• _REQUIREMENT_: Copy out every line exactly as given.

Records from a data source
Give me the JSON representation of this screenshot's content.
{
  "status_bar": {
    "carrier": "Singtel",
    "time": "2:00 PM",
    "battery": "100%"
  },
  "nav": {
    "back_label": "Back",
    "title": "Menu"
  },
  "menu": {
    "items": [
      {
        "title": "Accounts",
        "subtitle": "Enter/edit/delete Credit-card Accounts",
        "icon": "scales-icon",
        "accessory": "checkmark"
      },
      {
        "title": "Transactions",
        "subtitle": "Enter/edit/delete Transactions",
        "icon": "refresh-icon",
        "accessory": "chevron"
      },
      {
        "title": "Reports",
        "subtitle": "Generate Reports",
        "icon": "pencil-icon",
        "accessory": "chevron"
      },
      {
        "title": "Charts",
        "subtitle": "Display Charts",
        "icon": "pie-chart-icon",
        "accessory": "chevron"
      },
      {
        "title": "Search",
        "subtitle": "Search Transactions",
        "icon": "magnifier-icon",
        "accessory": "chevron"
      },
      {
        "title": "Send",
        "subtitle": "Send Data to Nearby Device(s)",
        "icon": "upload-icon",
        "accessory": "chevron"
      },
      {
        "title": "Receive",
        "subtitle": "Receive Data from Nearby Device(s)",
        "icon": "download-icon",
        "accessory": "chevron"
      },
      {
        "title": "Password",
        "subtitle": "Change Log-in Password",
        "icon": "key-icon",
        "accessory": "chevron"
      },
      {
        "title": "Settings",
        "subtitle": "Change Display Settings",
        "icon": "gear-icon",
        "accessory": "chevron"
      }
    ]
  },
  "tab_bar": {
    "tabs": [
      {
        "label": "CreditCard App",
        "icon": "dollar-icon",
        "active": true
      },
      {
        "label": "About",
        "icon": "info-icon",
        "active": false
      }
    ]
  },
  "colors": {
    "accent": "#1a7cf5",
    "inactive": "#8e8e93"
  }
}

• _RESPONSE TO THIS TASK_:
Give me the JSON representation of this screenshot's content.
{
  "status_bar": {
    "carrier": "Singtel",
    "time": "2:00 PM",
    "battery": "100%"
  },
  "nav": {
    "back_label": "Back",
    "title": "Menu"
  },
  "menu": {
    "items": [
      {
        "title": "Accounts",
        "subtitle": "Enter/edit/delete Credit-card Accounts",
        "icon": "scales-icon",
        "accessory": "checkmark"
      },
      {
        "title": "Transactions",
        "subtitle": "Enter/edit/delete Transactions",
        "icon": "refresh-icon",
        "accessory": "chevron"
      },
      {
        "title": "Reports",
        "subtitle": "Generate Reports",
        "icon": "pencil-icon",
        "accessory": "chevron"
      },
      {
        "title": "Charts",
        "subtitle": "Display Charts",
        "icon": "pie-chart-icon",
        "accessory": "chevron"
      },
      {
        "title": "Search",
        "subtitle": "Search Transactions",
        "icon": "magnifier-icon",
        "accessory": "chevron"
      },
      {
        "title": "Send",
        "subtitle": "Send Data to Nearby Device(s)",
        "icon": "upload-icon",
        "accessory": "chevron"
      },
      {
        "title": "Receive",
        "subtitle": "Receive Data from Nearby Device(s)",
        "icon": "download-icon",
        "accessory": "chevron"
      },
      {
        "title": "Password",
        "subtitle": "Change Log-in Password",
        "icon": "key-icon",
        "accessory": "chevron"
      },
      {
        "title": "Settings",
        "subtitle": "Change Display Settings",
        "icon": "gear-icon",
        "accessory": "chevron"
      }
    ]
  },
  "tab_bar": {
    "tabs": [
      {
        "label": "CreditCard App",
        "icon": "dollar-icon",
        "active": true
      },
      {
        "label": "About",
        "icon": "info-icon",
        "active": false
      }
    ]
  },
  "colors": {
    "accent": "#1a7cf5",
    "inactive": "#8e8e93"
  }
}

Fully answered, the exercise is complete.